*STATED TASK*.
Locate the string "الترمذي" in the records below. Copy every line where it occurs.

*RECORDS FOR THIS TASK*.
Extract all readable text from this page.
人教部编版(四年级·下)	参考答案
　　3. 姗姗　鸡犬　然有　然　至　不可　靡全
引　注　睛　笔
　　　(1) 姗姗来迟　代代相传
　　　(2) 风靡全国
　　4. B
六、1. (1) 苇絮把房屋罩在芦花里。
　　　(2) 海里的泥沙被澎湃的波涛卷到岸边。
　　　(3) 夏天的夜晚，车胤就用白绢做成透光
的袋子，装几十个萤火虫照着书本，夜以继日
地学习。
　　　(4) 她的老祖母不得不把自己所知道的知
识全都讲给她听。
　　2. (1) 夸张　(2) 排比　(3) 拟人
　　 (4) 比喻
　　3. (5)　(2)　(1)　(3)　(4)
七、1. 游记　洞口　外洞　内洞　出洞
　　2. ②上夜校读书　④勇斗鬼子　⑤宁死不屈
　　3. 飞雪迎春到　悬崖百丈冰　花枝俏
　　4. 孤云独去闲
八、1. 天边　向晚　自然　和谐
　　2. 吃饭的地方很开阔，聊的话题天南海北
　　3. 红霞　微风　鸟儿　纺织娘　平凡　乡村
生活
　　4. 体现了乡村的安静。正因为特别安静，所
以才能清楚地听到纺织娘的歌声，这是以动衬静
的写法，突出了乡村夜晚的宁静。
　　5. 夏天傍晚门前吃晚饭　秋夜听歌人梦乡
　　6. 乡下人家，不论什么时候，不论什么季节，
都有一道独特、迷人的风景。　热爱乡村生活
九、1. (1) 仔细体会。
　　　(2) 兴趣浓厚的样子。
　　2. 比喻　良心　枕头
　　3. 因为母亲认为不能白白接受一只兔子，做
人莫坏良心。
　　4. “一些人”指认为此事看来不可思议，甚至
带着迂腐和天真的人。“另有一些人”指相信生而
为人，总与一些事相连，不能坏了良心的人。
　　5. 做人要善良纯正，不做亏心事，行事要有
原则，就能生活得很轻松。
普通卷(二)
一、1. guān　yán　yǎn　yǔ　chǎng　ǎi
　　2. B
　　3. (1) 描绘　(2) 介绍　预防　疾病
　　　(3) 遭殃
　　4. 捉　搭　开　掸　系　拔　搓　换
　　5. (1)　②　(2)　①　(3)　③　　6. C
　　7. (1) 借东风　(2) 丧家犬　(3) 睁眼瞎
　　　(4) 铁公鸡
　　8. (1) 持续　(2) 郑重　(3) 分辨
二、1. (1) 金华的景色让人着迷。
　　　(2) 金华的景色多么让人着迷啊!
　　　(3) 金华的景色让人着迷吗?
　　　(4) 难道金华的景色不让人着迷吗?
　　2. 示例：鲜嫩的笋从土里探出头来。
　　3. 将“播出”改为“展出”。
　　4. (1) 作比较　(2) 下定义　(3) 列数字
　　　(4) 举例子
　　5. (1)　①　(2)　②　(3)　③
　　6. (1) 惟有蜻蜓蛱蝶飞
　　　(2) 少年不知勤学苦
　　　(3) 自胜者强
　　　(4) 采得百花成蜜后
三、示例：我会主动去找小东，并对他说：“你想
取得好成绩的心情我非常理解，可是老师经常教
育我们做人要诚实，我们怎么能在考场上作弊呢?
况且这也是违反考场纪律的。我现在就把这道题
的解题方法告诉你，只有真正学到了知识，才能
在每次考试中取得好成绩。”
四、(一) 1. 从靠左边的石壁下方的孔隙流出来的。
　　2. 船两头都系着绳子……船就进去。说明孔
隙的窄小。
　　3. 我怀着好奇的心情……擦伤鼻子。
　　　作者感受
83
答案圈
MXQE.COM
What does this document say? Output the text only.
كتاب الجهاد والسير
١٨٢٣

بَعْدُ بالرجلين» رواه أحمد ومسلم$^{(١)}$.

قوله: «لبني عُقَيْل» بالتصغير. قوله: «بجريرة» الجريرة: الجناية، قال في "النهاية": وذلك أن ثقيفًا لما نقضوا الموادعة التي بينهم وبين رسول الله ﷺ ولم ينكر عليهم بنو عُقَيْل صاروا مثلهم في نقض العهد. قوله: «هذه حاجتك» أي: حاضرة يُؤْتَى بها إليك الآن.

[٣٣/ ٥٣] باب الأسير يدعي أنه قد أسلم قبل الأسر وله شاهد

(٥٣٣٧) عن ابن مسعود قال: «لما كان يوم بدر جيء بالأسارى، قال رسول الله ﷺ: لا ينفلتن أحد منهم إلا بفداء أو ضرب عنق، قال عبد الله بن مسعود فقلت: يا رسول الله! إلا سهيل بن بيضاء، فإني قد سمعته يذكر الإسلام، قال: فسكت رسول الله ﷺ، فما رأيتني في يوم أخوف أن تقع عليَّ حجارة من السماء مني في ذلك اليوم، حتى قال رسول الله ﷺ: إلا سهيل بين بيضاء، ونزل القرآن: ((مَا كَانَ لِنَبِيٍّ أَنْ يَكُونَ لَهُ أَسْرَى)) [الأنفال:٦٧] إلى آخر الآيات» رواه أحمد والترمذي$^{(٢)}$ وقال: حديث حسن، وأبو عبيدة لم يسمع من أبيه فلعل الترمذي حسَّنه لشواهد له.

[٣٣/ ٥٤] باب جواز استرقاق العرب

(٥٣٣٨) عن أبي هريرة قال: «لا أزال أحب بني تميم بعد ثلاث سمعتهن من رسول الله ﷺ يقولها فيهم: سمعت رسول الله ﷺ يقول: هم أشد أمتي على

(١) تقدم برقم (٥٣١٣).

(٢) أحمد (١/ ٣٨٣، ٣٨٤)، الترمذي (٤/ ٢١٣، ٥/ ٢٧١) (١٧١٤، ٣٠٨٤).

*SOLUTION FOR THIS TASK*.
(٥٣٣٧) عن ابن مسعود قال: «لما كان يوم بدر جيء بالأسارى، قال رسول الله ﷺ: لا ينفلتن أحد منهم إلا بفداء أو ضرب عنق، قال عبد الله بن مسعود فقلت: يا رسول الله! إلا سهيل بن بيضاء، فإني قد سمعته يذكر الإسلام، قال: فسكت رسول الله ﷺ، فما رأيتني في يوم أخوف أن تقع عليَّ حجارة من السماء مني في ذلك اليوم، حتى قال رسول الله ﷺ: إلا سهيل بين بيضاء، ونزل القرآن: ((مَا كَانَ لِنَبِيٍّ أَنْ يَكُونَ لَهُ أَسْرَى)) [الأنفال:٦٧] إلى آخر الآيات» رواه أحمد والترمذي$^{(٢)}$ وقال: حديث حسن، وأبو عبيدة لم يسمع من أبيه فلعل الترمذي حسَّنه لشواهد له.
(٢) أحمد (١/ ٣٨٣، ٣٨٤)، الترمذي (٤/ ٢١٣، ٥/ ٢٧١) (١٧١٤، ٣٠٨٤).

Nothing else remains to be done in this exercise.